### THE EXERCISE
Reproduce the listing from the line with "accept-association-button[interactable]: Accept Association" to the line with "instruction-step-2: 2. Follow", renaming "wireless-usb-app-icon" to "wireless-usb-logo" and changing nothing else. Give only those lines.

Labeled region listing
## start

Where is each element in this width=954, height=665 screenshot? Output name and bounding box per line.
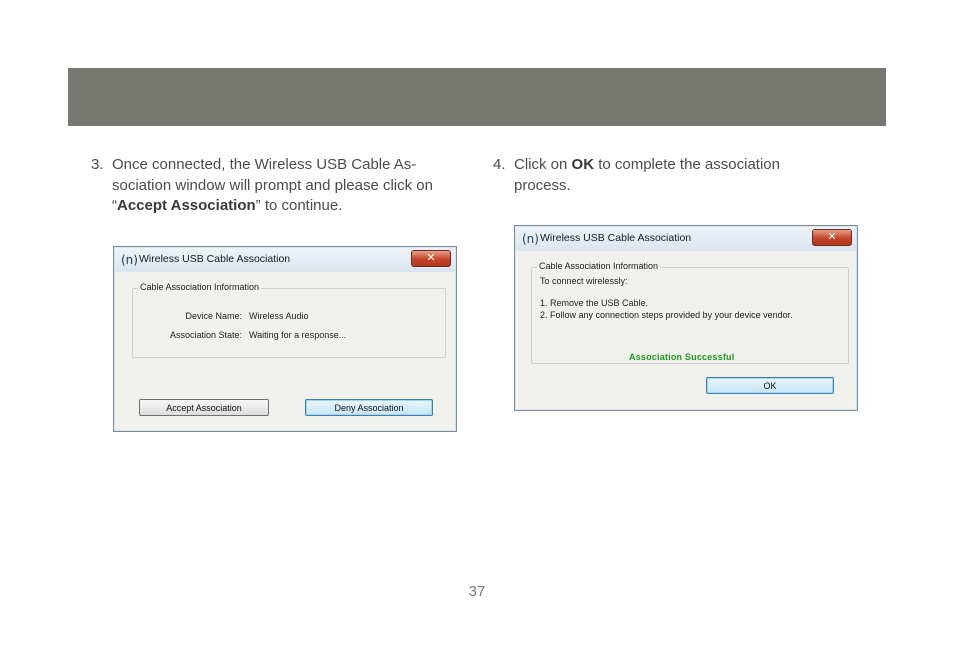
accept-association-button[interactable]: Accept Association — [139, 399, 269, 416]
dialog-titlebar[interactable]: (n) Wireless USB Cable Association ✕ — [115, 248, 455, 272]
wireless-usb-app-icon: (n) — [522, 232, 539, 246]
wireless-usb-app-icon: (n) — [121, 253, 138, 267]
dialog-title: Wireless USB Cable Association — [139, 253, 291, 265]
close-icon: ✕ — [426, 251, 436, 264]
cable-association-groupbox: Cable Association Information To connect… — [531, 261, 849, 364]
step-text: Once connected, the Wireless USB Cable A… — [112, 156, 433, 214]
groupbox-label: Cable Association Information — [537, 261, 661, 271]
header-band — [68, 68, 886, 126]
instructions-intro: To connect wirelessly: — [540, 276, 628, 286]
cable-association-groupbox: Cable Association Information Device Nam… — [132, 282, 446, 358]
instruction-step-2: 2. Follow any connection steps provided … — [540, 310, 793, 320]
ok-reference: OK — [571, 156, 595, 173]
association-state-label: Association State: — [169, 330, 242, 340]
groupbox-label: Cable Association Information — [138, 282, 262, 292]
accept-association-reference: Accept Association — [117, 197, 256, 214]
association-successful-status: Association Successful — [629, 352, 735, 362]
device-name-value: Wireless Audio — [249, 311, 309, 321]
deny-association-button[interactable]: Deny Association — [305, 399, 433, 416]
dialog-title: Wireless USB Cable Association — [540, 232, 692, 244]
close-button[interactable]: ✕ — [411, 250, 451, 267]
close-icon: ✕ — [827, 230, 837, 243]
close-button[interactable]: ✕ — [812, 229, 852, 246]
association-success-dialog: (n) Wireless USB Cable Association ✕ Cab… — [514, 225, 858, 411]
step-number: 3. — [91, 156, 104, 173]
dialog-titlebar[interactable]: (n) Wireless USB Cable Association ✕ — [516, 227, 856, 251]
ok-button[interactable]: OK — [706, 377, 834, 394]
association-state-value: Waiting for a response... — [249, 330, 347, 340]
instruction-step-1: 1. Remove the USB Cable. — [540, 298, 649, 308]
dialog-client-area: Cable Association Information To connect… — [521, 252, 851, 404]
dialog-client-area: Cable Association Information Device Nam… — [120, 273, 450, 425]
device-name-label: Device Name: — [185, 311, 242, 321]
association-request-dialog: (n) Wireless USB Cable Association ✕ Cab… — [113, 246, 457, 432]
step-number: 4. — [493, 156, 506, 173]
step-text: Click on OK to complete the association … — [514, 156, 780, 194]
page-number: 37 — [468, 583, 486, 600]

## end

### CORRECT ANSWER
accept-association-button[interactable]: Accept Association — [139, 399, 269, 416]
dialog-titlebar[interactable]: (n) Wireless USB Cable Association ✕ — [115, 248, 455, 272]
wireless-usb-logo: (n) — [522, 232, 539, 246]
wireless-usb-logo: (n) — [121, 253, 138, 267]
dialog-title: Wireless USB Cable Association — [139, 253, 291, 265]
close-icon: ✕ — [426, 251, 436, 264]
cable-association-groupbox: Cable Association Information To connect… — [531, 261, 849, 364]
step-text: Once connected, the Wireless USB Cable A… — [112, 156, 433, 214]
groupbox-label: Cable Association Information — [537, 261, 661, 271]
header-band — [68, 68, 886, 126]
instructions-intro: To connect wirelessly: — [540, 276, 628, 286]
cable-association-groupbox: Cable Association Information Device Nam… — [132, 282, 446, 358]
instruction-step-2: 2. Follow any connection steps provided … — [540, 310, 793, 320]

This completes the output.